§ Short problem
Leave out the pictures, then reproduce the rest of the material exactly.

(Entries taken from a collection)
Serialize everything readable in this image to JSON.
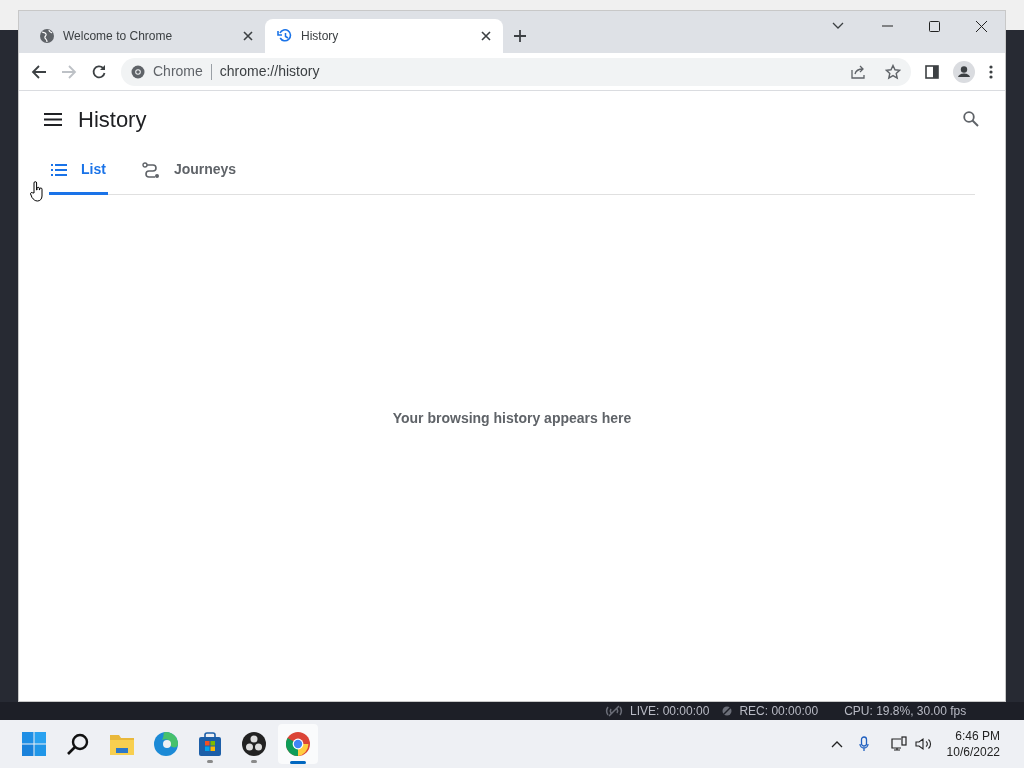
{
  "browser": {
    "tabs": [
      {
        "title": "Welcome to Chrome",
        "kind": "globe",
        "selected": false
      },
      {
        "title": "History",
        "kind": "history",
        "selected": true
      }
    ],
    "omnibox": {
      "site": "Chrome",
      "url": "chrome://history"
    }
  },
  "page": {
    "title": "History",
    "tabs": [
      {
        "label": "List",
        "kind": "list",
        "selected": true
      },
      {
        "label": "Journeys",
        "kind": "journeys",
        "selected": false
      }
    ],
    "empty_message": "Your browsing history appears here"
  },
  "obs_status": {
    "live": "LIVE: 00:00:00",
    "rec": "REC: 00:00:00",
    "cpu": "CPU: 19.8%, 30.00 fps"
  },
  "taskbar": {
    "apps": [
      {
        "kind": "start",
        "running": false,
        "selected": false
      },
      {
        "kind": "search",
        "running": false,
        "selected": false
      },
      {
        "kind": "explorer",
        "running": false,
        "selected": false
      },
      {
        "kind": "edge",
        "running": false,
        "selected": false
      },
      {
        "kind": "store",
        "running": true,
        "selected": false
      },
      {
        "kind": "obs",
        "running": true,
        "selected": false
      },
      {
        "kind": "chrome",
        "running": true,
        "selected": true
      }
    ],
    "time": "6:46 PM",
    "date": "10/6/2022"
  }
}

§ Solution to this task
Serialize everything readable in this image to JSON.
{
  "browser": {
    "tabs": [
      {
        "title": "Welcome to Chrome",
        "kind": "globe",
        "selected": false
      },
      {
        "title": "History",
        "kind": "history",
        "selected": true
      }
    ],
    "omnibox": {
      "site": "Chrome",
      "url": "chrome://history"
    }
  },
  "page": {
    "title": "History",
    "tabs": [
      {
        "label": "List",
        "kind": "list",
        "selected": true
      },
      {
        "label": "Journeys",
        "kind": "journeys",
        "selected": false
      }
    ],
    "empty_message": "Your browsing history appears here"
  },
  "obs_status": {
    "live": "LIVE: 00:00:00",
    "rec": "REC: 00:00:00",
    "cpu": "CPU: 19.8%, 30.00 fps"
  },
  "taskbar": {
    "apps": [
      {
        "kind": "start",
        "running": false,
        "selected": false
      },
      {
        "kind": "search",
        "running": false,
        "selected": false
      },
      {
        "kind": "explorer",
        "running": false,
        "selected": false
      },
      {
        "kind": "edge",
        "running": false,
        "selected": false
      },
      {
        "kind": "store",
        "running": true,
        "selected": false
      },
      {
        "kind": "obs",
        "running": true,
        "selected": false
      },
      {
        "kind": "chrome",
        "running": true,
        "selected": true
      }
    ],
    "time": "6:46 PM",
    "date": "10/6/2022"
  }
}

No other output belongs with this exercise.